» Exercise prompt: Write each line out again exactly as written.

#### Dataset records

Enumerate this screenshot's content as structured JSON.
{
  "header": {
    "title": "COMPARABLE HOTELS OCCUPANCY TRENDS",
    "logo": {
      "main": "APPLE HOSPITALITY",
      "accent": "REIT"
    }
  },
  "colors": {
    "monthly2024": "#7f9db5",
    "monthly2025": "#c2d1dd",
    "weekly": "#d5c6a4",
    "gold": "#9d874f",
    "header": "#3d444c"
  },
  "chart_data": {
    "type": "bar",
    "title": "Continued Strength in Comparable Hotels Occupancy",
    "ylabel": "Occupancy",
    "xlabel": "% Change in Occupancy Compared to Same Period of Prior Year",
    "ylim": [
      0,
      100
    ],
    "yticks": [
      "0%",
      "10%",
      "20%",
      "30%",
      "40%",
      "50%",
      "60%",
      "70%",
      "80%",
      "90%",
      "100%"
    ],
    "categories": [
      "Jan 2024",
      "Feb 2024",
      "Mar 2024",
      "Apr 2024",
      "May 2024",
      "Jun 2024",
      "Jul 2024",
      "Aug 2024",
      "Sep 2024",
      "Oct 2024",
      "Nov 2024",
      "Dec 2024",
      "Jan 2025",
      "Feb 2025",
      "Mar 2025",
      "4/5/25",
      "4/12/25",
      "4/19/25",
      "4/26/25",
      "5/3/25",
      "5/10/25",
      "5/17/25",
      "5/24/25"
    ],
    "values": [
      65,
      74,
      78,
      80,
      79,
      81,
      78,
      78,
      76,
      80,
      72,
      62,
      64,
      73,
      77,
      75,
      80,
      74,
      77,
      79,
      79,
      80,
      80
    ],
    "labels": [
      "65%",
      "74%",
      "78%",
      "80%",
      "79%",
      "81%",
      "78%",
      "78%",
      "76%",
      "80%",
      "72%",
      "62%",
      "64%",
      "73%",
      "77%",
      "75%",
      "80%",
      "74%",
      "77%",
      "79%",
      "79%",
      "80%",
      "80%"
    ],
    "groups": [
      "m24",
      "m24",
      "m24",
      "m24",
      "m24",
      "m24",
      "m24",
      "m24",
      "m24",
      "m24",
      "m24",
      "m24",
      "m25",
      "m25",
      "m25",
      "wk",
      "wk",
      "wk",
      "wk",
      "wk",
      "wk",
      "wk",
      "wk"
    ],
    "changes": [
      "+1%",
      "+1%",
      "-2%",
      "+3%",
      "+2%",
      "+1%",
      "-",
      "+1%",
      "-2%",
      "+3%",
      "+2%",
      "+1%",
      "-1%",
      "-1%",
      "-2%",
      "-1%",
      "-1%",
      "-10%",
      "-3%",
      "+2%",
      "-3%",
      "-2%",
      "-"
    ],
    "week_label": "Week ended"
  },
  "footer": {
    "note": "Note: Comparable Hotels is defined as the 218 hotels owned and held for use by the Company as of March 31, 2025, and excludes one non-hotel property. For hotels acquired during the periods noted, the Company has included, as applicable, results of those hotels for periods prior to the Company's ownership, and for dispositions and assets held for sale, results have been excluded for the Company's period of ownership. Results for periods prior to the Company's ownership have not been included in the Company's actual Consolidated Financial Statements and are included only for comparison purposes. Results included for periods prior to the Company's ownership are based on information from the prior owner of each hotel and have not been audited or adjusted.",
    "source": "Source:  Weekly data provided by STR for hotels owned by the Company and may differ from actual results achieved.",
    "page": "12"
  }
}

########

» Exercise answer:
Enumerate this screenshot's content as structured JSON.
{
  "header": {
    "title": "COMPARABLE HOTELS OCCUPANCY TRENDS",
    "logo": {
      "main": "APPLE HOSPITALITY",
      "accent": "REIT"
    }
  },
  "colors": {
    "monthly2024": "#7f9db5",
    "monthly2025": "#c2d1dd",
    "weekly": "#d5c6a4",
    "gold": "#9d874f",
    "header": "#3d444c"
  },
  "chart_data": {
    "type": "bar",
    "title": "Continued Strength in Comparable Hotels Occupancy",
    "ylabel": "Occupancy",
    "xlabel": "% Change in Occupancy Compared to Same Period of Prior Year",
    "ylim": [
      0,
      100
    ],
    "yticks": [
      "0%",
      "10%",
      "20%",
      "30%",
      "40%",
      "50%",
      "60%",
      "70%",
      "80%",
      "90%",
      "100%"
    ],
    "categories": [
      "Jan 2024",
      "Feb 2024",
      "Mar 2024",
      "Apr 2024",
      "May 2024",
      "Jun 2024",
      "Jul 2024",
      "Aug 2024",
      "Sep 2024",
      "Oct 2024",
      "Nov 2024",
      "Dec 2024",
      "Jan 2025",
      "Feb 2025",
      "Mar 2025",
      "4/5/25",
      "4/12/25",
      "4/19/25",
      "4/26/25",
      "5/3/25",
      "5/10/25",
      "5/17/25",
      "5/24/25"
    ],
    "values": [
      65,
      74,
      78,
      80,
      79,
      81,
      78,
      78,
      76,
      80,
      72,
      62,
      64,
      73,
      77,
      75,
      80,
      74,
      77,
      79,
      79,
      80,
      80
    ],
    "labels": [
      "65%",
      "74%",
      "78%",
      "80%",
      "79%",
      "81%",
      "78%",
      "78%",
      "76%",
      "80%",
      "72%",
      "62%",
      "64%",
      "73%",
      "77%",
      "75%",
      "80%",
      "74%",
      "77%",
      "79%",
      "79%",
      "80%",
      "80%"
    ],
    "groups": [
      "m24",
      "m24",
      "m24",
      "m24",
      "m24",
      "m24",
      "m24",
      "m24",
      "m24",
      "m24",
      "m24",
      "m24",
      "m25",
      "m25",
      "m25",
      "wk",
      "wk",
      "wk",
      "wk",
      "wk",
      "wk",
      "wk",
      "wk"
    ],
    "changes": [
      "+1%",
      "+1%",
      "-2%",
      "+3%",
      "+2%",
      "+1%",
      "-",
      "+1%",
      "-2%",
      "+3%",
      "+2%",
      "+1%",
      "-1%",
      "-1%",
      "-2%",
      "-1%",
      "-1%",
      "-10%",
      "-3%",
      "+2%",
      "-3%",
      "-2%",
      "-"
    ],
    "week_label": "Week ended"
  },
  "footer": {
    "note": "Note: Comparable Hotels is defined as the 218 hotels owned and held for use by the Company as of March 31, 2025, and excludes one non-hotel property. For hotels acquired during the periods noted, the Company has included, as applicable, results of those hotels for periods prior to the Company's ownership, and for dispositions and assets held for sale, results have been excluded for the Company's period of ownership. Results for periods prior to the Company's ownership have not been included in the Company's actual Consolidated Financial Statements and are included only for comparison purposes. Results included for periods prior to the Company's ownership are based on information from the prior owner of each hotel and have not been audited or adjusted.",
    "source": "Source:  Weekly data provided by STR for hotels owned by the Company and may differ from actual results achieved.",
    "page": "12"
  }
}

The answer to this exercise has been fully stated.